• **SET PROBLEM**
Count every line where "fridge" occurs. Give the total alone.

(Dataset records)
■ ■ ■ ■
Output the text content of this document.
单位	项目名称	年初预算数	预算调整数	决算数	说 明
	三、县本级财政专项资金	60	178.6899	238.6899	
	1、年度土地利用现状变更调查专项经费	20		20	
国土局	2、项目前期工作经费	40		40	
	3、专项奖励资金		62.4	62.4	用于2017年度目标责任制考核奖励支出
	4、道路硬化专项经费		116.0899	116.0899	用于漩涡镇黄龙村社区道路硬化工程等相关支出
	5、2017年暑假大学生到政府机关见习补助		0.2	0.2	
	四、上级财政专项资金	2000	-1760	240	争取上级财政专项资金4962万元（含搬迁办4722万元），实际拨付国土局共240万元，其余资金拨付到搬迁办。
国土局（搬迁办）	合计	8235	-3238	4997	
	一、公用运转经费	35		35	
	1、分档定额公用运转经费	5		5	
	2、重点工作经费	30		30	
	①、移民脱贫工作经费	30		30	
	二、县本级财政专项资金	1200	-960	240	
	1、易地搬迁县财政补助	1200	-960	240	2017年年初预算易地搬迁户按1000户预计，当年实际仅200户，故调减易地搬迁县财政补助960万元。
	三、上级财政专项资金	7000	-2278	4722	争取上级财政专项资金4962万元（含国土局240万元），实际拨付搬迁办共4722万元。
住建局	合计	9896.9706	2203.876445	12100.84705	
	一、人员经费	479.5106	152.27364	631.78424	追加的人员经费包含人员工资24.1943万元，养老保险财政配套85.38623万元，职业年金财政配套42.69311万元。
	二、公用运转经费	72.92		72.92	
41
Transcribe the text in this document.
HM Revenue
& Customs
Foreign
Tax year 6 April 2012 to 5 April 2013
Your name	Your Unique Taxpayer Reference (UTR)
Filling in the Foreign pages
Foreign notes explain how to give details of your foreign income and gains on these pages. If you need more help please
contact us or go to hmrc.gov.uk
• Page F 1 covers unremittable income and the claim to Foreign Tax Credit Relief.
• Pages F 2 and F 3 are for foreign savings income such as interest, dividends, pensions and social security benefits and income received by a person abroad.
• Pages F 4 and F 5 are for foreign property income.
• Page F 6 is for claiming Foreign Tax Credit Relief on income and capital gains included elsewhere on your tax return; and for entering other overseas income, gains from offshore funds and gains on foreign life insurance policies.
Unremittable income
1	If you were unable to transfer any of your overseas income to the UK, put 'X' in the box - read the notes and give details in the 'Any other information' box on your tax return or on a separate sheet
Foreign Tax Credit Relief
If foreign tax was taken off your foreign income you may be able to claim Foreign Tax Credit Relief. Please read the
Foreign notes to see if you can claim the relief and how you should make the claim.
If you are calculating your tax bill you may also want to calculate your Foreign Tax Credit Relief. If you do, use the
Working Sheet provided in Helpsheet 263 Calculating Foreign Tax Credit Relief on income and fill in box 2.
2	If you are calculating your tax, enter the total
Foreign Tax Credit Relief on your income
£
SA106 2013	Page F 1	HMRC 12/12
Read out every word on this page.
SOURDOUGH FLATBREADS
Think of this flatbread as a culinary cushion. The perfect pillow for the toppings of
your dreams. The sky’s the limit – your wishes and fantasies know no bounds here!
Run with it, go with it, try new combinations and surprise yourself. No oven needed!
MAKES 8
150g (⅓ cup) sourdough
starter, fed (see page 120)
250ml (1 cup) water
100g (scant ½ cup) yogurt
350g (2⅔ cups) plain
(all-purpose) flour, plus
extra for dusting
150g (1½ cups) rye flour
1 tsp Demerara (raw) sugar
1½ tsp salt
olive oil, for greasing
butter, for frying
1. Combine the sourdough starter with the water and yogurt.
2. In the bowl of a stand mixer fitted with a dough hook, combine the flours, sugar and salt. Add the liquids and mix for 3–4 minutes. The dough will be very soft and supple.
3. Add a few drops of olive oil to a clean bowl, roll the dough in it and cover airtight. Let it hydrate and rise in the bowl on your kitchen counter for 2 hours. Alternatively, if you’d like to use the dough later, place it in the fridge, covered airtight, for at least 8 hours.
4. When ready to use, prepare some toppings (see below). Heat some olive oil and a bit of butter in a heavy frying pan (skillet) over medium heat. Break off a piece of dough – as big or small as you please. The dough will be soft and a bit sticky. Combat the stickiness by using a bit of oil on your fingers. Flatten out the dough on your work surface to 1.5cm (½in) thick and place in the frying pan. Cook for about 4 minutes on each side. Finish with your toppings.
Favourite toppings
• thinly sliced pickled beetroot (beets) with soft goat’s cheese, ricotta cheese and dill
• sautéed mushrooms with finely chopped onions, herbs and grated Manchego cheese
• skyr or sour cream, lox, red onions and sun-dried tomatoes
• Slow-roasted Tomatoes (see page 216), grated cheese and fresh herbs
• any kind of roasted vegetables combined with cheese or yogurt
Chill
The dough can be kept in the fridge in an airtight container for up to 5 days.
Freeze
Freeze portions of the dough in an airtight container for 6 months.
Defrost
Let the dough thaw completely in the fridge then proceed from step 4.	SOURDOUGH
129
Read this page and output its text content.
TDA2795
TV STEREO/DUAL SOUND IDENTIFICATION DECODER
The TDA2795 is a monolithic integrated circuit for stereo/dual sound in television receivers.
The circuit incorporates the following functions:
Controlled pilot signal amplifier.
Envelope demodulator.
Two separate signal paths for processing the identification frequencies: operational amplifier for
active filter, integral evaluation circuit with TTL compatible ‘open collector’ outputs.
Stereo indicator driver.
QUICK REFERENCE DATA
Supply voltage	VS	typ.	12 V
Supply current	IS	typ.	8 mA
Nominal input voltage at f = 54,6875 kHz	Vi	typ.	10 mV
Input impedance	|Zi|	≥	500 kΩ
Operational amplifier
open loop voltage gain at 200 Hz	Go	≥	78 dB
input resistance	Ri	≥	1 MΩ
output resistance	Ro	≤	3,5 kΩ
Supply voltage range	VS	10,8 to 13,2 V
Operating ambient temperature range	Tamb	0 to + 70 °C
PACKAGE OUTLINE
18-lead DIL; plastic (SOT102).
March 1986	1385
■ ■ ■ ■
• **ANSWER TO THIS EXERCISE**
3